__Objective__
Filter the records below down to lines containing "друга".

*** Data lines

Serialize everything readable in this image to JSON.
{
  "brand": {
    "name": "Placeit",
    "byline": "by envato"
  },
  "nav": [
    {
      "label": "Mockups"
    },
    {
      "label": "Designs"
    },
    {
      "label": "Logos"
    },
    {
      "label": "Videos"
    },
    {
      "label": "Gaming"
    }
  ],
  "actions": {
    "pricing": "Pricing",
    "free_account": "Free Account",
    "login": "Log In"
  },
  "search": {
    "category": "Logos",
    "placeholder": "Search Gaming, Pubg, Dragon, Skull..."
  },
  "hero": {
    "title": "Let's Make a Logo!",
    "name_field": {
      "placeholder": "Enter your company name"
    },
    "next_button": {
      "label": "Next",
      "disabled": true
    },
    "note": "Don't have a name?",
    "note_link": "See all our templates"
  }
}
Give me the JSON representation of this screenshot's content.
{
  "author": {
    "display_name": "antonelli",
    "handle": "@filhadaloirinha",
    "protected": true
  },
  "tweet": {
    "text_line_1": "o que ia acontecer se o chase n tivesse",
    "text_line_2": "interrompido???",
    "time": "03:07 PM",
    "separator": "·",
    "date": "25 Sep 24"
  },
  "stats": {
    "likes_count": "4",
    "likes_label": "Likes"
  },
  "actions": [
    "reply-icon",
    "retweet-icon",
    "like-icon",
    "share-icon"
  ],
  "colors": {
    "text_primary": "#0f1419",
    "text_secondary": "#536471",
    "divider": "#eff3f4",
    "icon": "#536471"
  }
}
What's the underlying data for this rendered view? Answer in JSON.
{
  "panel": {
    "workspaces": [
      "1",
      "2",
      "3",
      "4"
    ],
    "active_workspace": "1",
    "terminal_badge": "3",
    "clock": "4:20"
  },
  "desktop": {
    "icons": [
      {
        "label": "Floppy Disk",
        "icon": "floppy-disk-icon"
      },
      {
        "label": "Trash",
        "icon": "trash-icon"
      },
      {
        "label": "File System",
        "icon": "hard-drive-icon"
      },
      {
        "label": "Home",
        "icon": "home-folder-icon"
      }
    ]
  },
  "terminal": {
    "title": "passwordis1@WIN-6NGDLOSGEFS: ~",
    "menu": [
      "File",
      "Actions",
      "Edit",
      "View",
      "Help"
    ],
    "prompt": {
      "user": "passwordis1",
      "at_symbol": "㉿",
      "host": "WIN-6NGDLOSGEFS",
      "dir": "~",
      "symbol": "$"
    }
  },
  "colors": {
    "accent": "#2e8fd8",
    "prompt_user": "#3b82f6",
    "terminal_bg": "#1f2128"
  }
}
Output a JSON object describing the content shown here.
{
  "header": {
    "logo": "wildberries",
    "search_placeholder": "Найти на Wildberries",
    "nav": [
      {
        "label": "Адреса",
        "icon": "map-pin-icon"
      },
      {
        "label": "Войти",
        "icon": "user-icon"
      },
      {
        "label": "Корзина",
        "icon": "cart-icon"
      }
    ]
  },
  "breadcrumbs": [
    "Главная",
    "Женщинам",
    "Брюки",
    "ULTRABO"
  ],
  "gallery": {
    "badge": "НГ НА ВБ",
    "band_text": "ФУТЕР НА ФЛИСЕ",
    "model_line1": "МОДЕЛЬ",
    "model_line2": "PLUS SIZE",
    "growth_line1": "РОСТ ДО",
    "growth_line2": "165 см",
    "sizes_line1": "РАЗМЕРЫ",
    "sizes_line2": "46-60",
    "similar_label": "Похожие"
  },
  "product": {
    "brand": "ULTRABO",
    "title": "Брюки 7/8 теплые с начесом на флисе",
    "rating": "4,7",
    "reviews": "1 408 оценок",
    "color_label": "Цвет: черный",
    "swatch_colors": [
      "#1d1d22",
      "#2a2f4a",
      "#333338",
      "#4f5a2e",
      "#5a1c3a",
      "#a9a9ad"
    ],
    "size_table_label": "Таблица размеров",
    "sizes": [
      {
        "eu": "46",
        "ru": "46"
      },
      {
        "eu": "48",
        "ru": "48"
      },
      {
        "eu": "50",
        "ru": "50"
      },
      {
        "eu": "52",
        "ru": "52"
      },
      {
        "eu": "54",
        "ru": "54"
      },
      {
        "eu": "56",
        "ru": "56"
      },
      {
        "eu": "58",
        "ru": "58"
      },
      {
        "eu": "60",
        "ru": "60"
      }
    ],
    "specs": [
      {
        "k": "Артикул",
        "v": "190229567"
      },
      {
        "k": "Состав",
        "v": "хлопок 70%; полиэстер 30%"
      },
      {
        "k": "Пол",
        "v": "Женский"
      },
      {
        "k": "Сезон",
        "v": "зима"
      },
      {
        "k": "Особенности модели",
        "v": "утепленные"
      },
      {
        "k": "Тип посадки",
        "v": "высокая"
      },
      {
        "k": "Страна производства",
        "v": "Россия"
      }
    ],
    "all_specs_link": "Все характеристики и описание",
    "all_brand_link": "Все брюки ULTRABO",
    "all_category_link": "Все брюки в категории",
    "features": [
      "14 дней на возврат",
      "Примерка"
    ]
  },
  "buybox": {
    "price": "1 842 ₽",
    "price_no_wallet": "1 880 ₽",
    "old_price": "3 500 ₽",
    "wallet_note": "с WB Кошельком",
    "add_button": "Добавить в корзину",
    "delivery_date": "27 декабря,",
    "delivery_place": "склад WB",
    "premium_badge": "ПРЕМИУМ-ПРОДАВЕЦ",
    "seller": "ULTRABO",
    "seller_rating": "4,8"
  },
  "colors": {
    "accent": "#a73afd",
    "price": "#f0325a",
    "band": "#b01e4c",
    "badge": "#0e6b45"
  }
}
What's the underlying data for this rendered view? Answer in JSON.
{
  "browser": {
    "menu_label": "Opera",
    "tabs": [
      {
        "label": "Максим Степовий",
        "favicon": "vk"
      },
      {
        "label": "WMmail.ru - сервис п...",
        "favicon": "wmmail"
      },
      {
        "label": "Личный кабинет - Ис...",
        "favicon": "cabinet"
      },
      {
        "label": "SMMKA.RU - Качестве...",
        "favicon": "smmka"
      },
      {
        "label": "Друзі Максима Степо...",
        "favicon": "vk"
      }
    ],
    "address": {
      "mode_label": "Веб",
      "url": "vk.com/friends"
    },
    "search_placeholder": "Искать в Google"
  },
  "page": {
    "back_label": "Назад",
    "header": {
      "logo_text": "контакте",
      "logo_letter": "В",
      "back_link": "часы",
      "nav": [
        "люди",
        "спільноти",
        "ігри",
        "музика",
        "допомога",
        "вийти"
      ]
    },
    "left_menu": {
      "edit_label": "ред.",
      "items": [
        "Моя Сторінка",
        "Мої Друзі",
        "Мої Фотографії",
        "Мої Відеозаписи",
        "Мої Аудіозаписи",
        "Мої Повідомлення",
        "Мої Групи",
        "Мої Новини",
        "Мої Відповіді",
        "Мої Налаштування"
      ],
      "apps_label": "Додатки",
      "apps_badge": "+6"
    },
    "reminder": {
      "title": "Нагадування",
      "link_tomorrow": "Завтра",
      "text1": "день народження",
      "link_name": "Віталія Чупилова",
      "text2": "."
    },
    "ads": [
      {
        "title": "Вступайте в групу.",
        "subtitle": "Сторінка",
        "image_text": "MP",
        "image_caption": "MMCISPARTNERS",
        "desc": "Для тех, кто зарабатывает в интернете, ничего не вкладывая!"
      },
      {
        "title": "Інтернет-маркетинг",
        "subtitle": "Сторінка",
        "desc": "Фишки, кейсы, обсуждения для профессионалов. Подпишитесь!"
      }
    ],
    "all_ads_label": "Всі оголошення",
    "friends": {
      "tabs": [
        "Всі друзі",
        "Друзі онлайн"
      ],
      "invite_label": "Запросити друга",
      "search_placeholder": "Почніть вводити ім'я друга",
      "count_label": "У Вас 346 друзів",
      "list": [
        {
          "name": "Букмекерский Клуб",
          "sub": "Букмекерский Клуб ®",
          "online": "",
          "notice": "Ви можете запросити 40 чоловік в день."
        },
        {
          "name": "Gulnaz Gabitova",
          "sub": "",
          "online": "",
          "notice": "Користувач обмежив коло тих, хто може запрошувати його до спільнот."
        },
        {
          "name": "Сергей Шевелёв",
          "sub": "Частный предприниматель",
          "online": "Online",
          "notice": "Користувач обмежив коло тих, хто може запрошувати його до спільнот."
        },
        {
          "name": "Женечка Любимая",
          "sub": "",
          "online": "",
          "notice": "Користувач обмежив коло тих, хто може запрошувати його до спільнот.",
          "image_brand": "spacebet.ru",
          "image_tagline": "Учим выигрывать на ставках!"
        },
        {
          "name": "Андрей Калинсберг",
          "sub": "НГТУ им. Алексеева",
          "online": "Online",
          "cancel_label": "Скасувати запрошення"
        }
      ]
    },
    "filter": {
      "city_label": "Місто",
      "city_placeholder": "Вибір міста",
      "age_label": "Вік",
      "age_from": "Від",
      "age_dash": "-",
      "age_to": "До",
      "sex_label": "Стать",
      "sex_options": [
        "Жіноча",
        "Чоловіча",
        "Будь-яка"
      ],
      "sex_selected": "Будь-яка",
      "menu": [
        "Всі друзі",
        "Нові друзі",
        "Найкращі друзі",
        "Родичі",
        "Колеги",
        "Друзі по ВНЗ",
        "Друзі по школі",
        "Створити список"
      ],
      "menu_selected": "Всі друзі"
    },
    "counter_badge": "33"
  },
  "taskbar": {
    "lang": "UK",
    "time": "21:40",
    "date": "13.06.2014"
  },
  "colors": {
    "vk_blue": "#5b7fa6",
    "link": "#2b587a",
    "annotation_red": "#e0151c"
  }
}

******

__Answer to this exercise__
      "invite_label": "Запросити друга",
      "search_placeholder": "Почніть вводити ім'я друга",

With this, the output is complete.